● THE EXERCISE
Find the lines that hold the word "Sulawesi" and return them.

========

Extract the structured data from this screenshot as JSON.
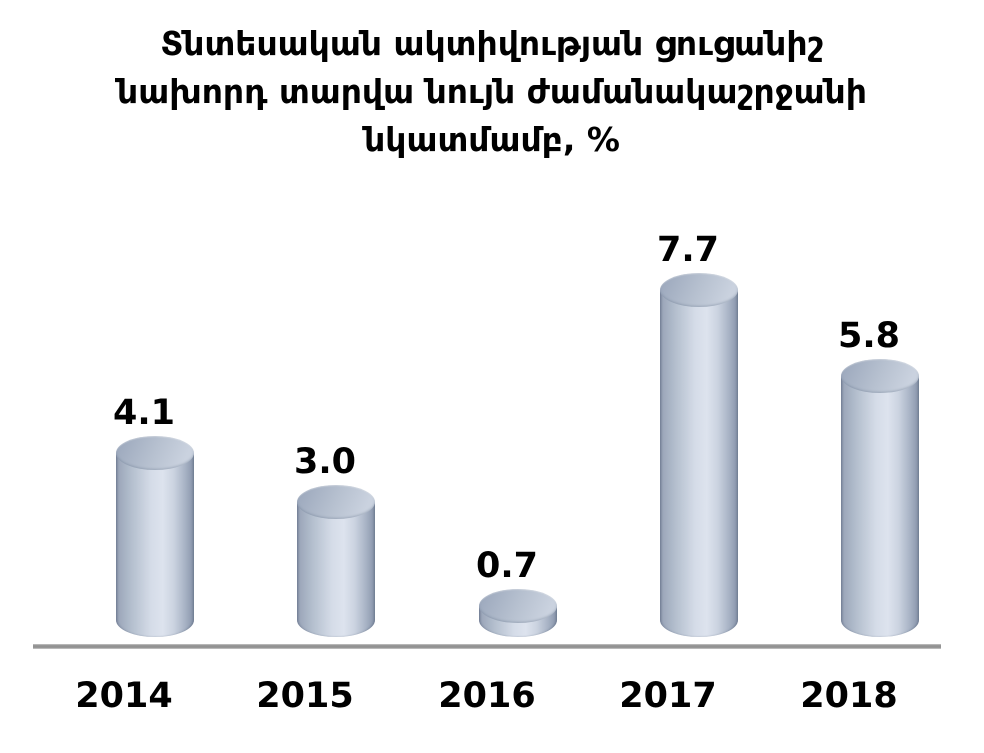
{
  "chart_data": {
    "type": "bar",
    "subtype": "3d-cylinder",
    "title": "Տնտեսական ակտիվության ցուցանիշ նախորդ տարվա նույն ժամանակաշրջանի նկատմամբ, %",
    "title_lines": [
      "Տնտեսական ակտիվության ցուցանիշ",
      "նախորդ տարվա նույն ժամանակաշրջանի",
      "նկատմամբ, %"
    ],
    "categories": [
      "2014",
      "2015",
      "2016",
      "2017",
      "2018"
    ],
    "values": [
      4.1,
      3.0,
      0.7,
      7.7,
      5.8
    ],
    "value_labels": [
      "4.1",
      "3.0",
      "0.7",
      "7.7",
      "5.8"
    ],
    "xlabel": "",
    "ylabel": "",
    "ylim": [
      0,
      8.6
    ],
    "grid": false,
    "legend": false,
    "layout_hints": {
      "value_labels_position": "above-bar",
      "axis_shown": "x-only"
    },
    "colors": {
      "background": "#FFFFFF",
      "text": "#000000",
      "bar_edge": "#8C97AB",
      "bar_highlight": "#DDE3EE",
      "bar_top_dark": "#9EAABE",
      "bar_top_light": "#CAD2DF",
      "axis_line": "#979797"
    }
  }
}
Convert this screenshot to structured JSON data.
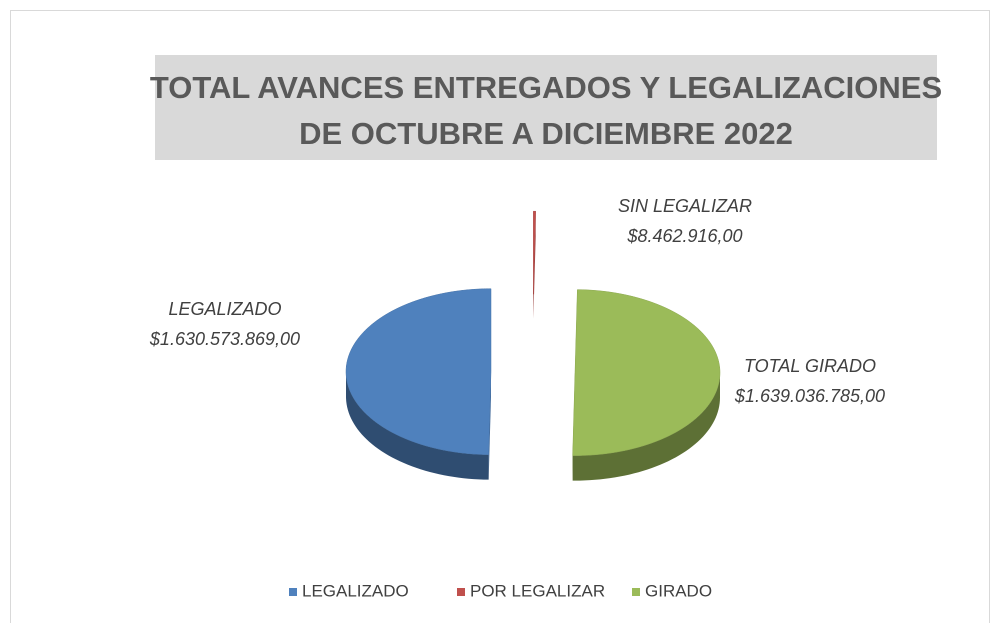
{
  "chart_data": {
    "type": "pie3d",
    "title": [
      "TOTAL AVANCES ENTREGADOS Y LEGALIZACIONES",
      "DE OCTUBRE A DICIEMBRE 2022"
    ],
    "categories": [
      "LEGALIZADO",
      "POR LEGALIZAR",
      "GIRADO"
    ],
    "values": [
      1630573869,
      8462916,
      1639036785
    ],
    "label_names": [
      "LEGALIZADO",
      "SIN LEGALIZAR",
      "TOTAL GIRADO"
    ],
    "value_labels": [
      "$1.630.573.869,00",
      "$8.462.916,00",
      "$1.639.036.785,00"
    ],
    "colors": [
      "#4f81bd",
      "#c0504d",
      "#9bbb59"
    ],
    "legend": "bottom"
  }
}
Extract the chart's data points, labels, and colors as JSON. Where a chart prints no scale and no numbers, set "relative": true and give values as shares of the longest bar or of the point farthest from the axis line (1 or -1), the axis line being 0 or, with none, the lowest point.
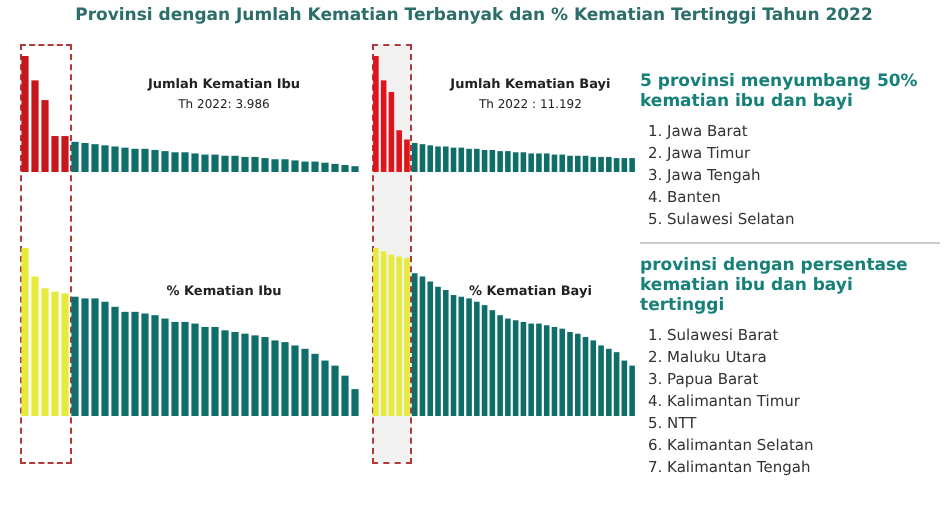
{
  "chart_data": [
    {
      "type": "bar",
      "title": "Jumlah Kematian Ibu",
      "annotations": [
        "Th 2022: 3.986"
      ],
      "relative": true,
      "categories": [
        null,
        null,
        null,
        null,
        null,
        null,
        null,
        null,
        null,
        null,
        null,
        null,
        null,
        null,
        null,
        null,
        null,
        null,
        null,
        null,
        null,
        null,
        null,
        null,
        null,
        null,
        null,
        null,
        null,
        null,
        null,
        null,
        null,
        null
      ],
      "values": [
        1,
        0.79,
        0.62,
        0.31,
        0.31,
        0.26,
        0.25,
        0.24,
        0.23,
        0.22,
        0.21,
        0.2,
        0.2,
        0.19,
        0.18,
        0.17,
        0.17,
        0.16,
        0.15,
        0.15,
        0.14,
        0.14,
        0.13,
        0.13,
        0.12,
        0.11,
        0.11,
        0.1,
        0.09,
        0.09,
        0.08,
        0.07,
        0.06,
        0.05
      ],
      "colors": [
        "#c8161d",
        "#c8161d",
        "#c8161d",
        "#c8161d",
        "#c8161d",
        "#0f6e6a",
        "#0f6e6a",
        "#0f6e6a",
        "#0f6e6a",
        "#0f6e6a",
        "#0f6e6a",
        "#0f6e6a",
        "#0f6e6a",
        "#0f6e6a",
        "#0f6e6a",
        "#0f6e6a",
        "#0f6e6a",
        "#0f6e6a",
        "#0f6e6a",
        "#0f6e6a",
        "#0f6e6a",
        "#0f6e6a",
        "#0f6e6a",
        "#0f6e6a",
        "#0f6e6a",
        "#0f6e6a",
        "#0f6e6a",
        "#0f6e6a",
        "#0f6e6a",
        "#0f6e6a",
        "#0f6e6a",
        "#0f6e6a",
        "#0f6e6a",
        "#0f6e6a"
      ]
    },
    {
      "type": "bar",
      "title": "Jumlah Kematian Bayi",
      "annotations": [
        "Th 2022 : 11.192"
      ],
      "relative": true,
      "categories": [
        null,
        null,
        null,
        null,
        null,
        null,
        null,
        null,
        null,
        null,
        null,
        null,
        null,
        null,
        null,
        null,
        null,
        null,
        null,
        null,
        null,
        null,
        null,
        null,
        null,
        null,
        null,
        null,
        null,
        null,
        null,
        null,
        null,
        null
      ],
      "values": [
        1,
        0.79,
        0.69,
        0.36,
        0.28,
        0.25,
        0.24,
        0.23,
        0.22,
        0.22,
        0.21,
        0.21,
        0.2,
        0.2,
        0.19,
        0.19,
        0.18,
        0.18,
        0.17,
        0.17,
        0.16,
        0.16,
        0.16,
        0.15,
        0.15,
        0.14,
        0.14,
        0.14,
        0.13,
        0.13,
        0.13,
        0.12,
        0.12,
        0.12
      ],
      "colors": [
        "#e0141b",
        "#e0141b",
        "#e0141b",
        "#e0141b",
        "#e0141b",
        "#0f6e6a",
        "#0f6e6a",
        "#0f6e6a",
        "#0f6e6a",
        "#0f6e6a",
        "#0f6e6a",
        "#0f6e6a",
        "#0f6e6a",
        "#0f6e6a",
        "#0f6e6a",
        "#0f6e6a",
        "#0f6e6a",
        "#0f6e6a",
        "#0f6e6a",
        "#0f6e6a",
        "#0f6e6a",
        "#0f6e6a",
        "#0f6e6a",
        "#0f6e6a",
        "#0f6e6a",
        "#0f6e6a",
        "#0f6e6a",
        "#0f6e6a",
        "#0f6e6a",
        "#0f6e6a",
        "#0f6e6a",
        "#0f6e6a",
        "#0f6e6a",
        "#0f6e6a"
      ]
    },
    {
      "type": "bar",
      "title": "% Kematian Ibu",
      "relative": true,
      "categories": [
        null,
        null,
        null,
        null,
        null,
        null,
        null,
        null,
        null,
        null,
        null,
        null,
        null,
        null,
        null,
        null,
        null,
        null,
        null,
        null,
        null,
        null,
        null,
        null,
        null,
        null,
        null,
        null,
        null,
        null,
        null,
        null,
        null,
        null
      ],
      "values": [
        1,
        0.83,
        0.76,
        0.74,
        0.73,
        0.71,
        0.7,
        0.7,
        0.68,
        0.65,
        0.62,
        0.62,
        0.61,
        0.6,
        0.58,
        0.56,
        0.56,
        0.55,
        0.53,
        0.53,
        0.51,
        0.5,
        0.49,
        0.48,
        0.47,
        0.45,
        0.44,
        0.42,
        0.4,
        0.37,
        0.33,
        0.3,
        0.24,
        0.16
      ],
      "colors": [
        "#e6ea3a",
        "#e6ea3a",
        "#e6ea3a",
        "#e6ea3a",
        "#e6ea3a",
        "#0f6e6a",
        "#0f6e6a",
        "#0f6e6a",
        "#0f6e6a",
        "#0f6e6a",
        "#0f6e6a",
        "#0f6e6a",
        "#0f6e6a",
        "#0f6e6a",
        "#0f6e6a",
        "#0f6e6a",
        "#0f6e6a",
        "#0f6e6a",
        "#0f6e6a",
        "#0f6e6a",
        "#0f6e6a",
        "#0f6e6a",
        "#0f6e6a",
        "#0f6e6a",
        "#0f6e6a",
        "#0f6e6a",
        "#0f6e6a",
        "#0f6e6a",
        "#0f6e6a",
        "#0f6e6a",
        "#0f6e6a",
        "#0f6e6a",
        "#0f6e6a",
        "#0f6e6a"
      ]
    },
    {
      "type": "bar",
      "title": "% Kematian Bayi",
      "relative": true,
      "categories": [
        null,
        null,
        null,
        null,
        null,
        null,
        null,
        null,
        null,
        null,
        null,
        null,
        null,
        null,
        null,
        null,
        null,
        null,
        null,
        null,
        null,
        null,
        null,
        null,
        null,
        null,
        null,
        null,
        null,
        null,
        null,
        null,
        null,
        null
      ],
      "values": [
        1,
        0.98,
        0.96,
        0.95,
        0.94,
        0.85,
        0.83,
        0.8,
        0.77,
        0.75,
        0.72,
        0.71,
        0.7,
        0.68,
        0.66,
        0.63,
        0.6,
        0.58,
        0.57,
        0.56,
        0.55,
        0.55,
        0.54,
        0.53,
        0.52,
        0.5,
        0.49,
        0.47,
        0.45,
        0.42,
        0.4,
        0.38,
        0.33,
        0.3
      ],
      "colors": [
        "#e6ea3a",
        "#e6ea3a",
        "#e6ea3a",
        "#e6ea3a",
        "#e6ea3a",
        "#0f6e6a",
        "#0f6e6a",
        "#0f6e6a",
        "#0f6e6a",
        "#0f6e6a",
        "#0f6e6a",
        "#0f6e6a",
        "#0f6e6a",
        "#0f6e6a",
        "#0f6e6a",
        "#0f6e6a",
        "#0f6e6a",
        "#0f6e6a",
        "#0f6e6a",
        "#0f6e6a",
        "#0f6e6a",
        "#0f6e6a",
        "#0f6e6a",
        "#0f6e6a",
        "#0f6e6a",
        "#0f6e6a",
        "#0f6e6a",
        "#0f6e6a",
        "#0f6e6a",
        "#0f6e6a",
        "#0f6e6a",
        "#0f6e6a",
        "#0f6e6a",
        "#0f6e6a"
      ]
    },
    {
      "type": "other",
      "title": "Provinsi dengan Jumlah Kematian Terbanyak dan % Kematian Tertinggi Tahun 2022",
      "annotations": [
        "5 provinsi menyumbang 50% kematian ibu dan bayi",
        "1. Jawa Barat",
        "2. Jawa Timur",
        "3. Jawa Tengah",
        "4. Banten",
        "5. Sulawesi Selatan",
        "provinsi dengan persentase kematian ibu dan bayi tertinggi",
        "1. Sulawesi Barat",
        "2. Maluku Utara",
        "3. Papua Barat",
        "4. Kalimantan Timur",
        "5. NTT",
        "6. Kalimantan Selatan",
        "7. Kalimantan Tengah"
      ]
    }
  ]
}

========

● RESPONSE
        "5. Sulawesi Selatan",
        "1. Sulawesi Barat",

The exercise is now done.